** START Available data **

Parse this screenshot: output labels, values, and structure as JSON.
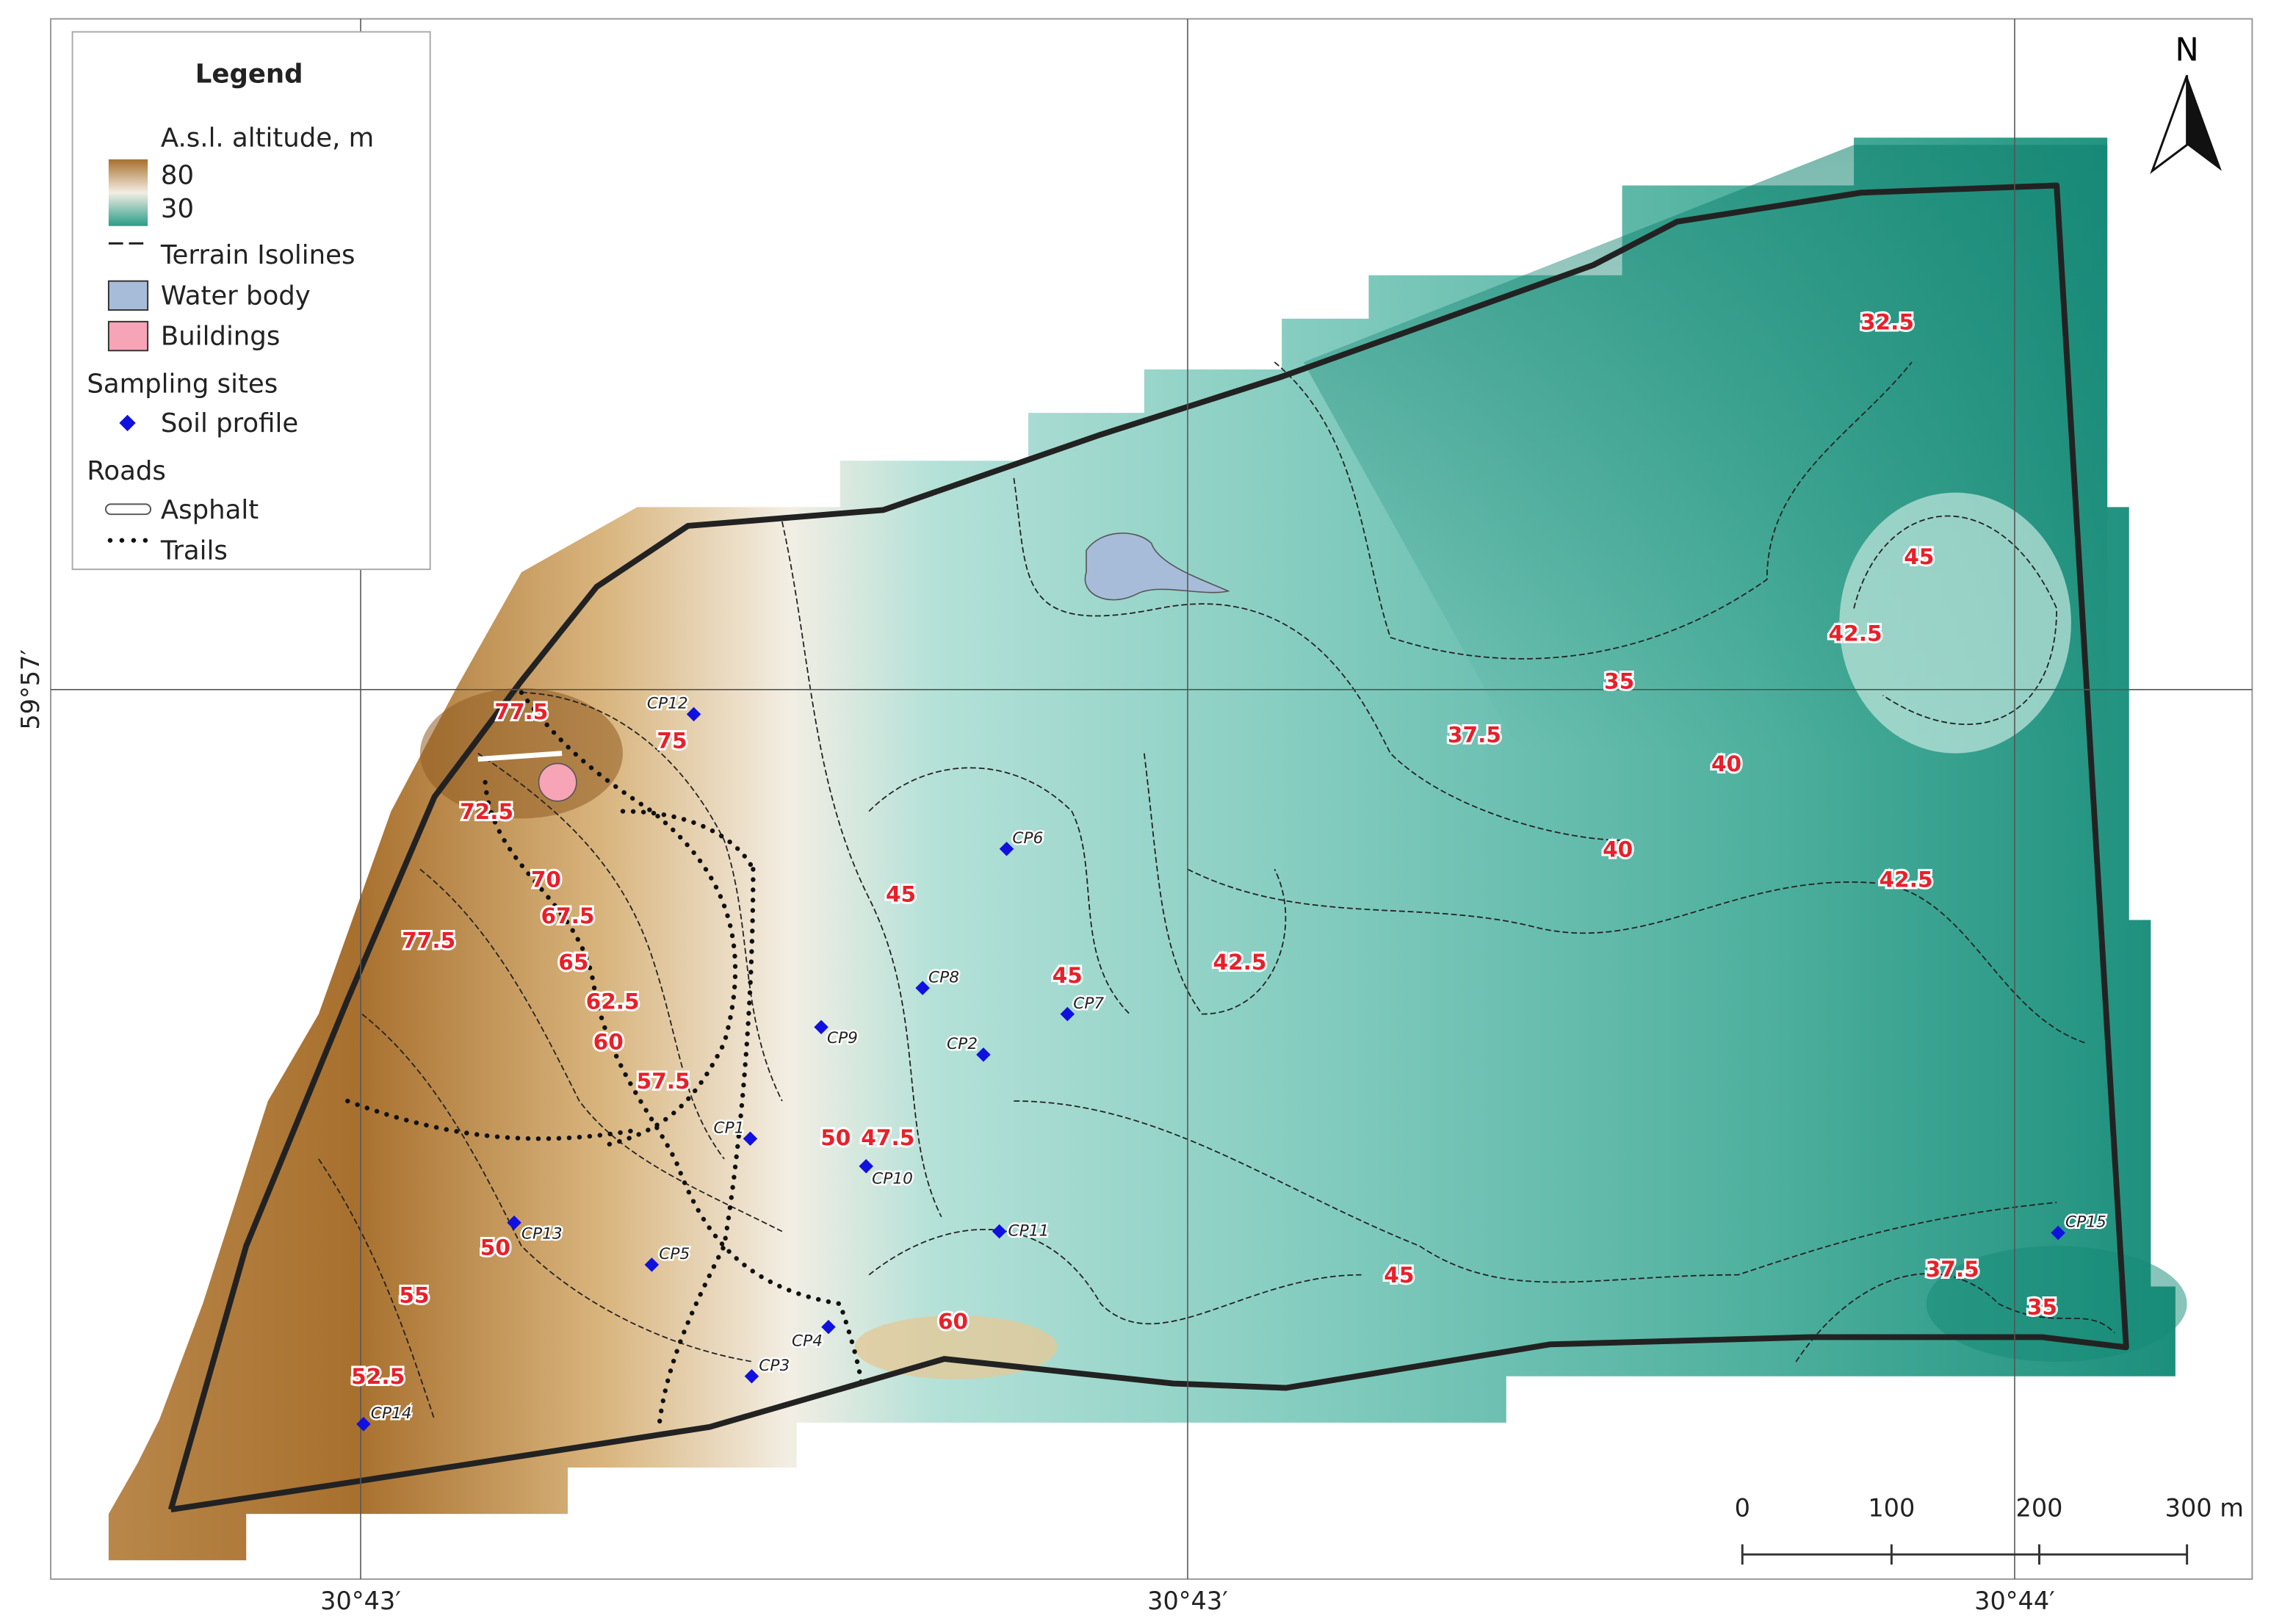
{
  "legend": {
    "title": "Legend",
    "altitude_title": "A.s.l. altitude, m",
    "altitude_max": "80",
    "altitude_min": "30",
    "items": [
      "Terrain Isolines",
      "Water body",
      "Buildings"
    ],
    "sampling_title": "Sampling sites",
    "sampling_items": [
      "Soil profile"
    ],
    "roads_title": "Roads",
    "roads_items": [
      "Asphalt",
      "Trails"
    ]
  },
  "north": "N",
  "coordinates": {
    "latitude": [
      "59°57′"
    ],
    "longitude": [
      "30°43′",
      "30°43′",
      "30°44′"
    ]
  },
  "scale_bar": {
    "labels": [
      "0",
      "100",
      "200",
      "300 m"
    ]
  },
  "contour_labels": [
    "77.5",
    "75",
    "72.5",
    "70",
    "67.5",
    "77.5",
    "65",
    "62.5",
    "60",
    "57.5",
    "50",
    "47.5",
    "45",
    "45",
    "42.5",
    "37.5",
    "35",
    "40",
    "40",
    "42.5",
    "32.5",
    "45",
    "42.5",
    "50",
    "55",
    "52.5",
    "60",
    "45",
    "37.5",
    "35"
  ],
  "sites": [
    "CP12",
    "CP6",
    "CP8",
    "CP7",
    "CP9",
    "CP2",
    "CP1",
    "CP10",
    "CP11",
    "CP13",
    "CP5",
    "CP4",
    "CP3",
    "CP14",
    "CP15"
  ]
}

** END Available data **

To do: Reproduce the material above in full and without alteration, but skip all pictures.

Finished exercise:
Parse this screenshot: output labels, values, and structure as JSON.
{
  "legend": {
    "title": "Legend",
    "altitude_title": "A.s.l. altitude, m",
    "altitude_max": "80",
    "altitude_min": "30",
    "items": [
      "Terrain Isolines",
      "Water body",
      "Buildings"
    ],
    "sampling_title": "Sampling sites",
    "sampling_items": [
      "Soil profile"
    ],
    "roads_title": "Roads",
    "roads_items": [
      "Asphalt",
      "Trails"
    ]
  },
  "north": "N",
  "coordinates": {
    "latitude": [
      "59°57′"
    ],
    "longitude": [
      "30°43′",
      "30°43′",
      "30°44′"
    ]
  },
  "scale_bar": {
    "labels": [
      "0",
      "100",
      "200",
      "300 m"
    ]
  },
  "contour_labels": [
    "77.5",
    "75",
    "72.5",
    "70",
    "67.5",
    "77.5",
    "65",
    "62.5",
    "60",
    "57.5",
    "50",
    "47.5",
    "45",
    "45",
    "42.5",
    "37.5",
    "35",
    "40",
    "40",
    "42.5",
    "32.5",
    "45",
    "42.5",
    "50",
    "55",
    "52.5",
    "60",
    "45",
    "37.5",
    "35"
  ],
  "sites": [
    "CP12",
    "CP6",
    "CP8",
    "CP7",
    "CP9",
    "CP2",
    "CP1",
    "CP10",
    "CP11",
    "CP13",
    "CP5",
    "CP4",
    "CP3",
    "CP14",
    "CP15"
  ]
}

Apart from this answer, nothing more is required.